── The input

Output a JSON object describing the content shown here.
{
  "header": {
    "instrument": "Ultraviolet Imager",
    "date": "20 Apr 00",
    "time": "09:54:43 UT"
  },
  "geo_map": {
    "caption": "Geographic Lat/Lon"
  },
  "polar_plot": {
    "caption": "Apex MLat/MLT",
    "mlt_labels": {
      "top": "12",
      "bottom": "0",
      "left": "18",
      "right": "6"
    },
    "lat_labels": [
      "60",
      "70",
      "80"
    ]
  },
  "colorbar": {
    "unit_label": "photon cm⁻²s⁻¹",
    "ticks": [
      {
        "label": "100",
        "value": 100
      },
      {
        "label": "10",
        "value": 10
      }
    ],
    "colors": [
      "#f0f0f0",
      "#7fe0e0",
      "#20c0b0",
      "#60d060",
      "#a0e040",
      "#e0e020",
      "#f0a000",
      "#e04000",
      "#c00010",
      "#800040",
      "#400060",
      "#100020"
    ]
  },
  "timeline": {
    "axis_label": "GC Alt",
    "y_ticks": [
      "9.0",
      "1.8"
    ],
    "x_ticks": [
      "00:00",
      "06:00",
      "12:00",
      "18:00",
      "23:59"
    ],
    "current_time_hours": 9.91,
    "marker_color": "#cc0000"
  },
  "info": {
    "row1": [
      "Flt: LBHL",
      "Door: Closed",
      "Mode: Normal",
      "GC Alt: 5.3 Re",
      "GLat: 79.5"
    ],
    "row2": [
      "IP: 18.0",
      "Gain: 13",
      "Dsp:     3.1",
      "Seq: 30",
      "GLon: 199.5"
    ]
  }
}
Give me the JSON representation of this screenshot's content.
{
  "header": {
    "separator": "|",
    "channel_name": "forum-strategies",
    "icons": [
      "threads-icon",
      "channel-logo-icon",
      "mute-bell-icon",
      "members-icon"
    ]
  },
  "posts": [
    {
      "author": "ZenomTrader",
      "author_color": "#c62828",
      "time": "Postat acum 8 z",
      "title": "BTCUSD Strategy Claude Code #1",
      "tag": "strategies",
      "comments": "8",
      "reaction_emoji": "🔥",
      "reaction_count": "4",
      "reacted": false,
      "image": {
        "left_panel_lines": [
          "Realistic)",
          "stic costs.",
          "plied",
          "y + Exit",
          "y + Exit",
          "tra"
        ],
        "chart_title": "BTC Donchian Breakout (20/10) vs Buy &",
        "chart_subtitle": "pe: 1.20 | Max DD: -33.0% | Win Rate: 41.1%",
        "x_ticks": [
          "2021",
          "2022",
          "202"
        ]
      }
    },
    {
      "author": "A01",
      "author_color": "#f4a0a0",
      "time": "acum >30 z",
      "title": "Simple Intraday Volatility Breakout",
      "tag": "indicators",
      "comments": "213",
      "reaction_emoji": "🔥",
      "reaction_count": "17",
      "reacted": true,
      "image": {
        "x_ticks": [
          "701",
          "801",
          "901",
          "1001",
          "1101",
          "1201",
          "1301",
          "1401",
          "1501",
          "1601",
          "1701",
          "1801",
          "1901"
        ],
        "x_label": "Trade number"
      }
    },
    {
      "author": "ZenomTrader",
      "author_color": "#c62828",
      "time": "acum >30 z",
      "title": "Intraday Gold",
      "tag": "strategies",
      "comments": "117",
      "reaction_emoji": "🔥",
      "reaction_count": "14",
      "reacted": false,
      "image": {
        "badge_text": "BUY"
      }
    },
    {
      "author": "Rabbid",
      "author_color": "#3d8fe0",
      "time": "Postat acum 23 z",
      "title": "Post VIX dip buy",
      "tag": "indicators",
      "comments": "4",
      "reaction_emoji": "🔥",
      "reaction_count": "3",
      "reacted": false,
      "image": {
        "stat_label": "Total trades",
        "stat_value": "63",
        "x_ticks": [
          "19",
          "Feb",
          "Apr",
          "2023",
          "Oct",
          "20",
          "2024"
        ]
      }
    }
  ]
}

────

## Exercise directions
Search the data above for the string "caption" and return every line that has it.

## Solved exercise
    "caption": "Geographic Lat/Lon"
    "caption": "Apex MLat/MLT",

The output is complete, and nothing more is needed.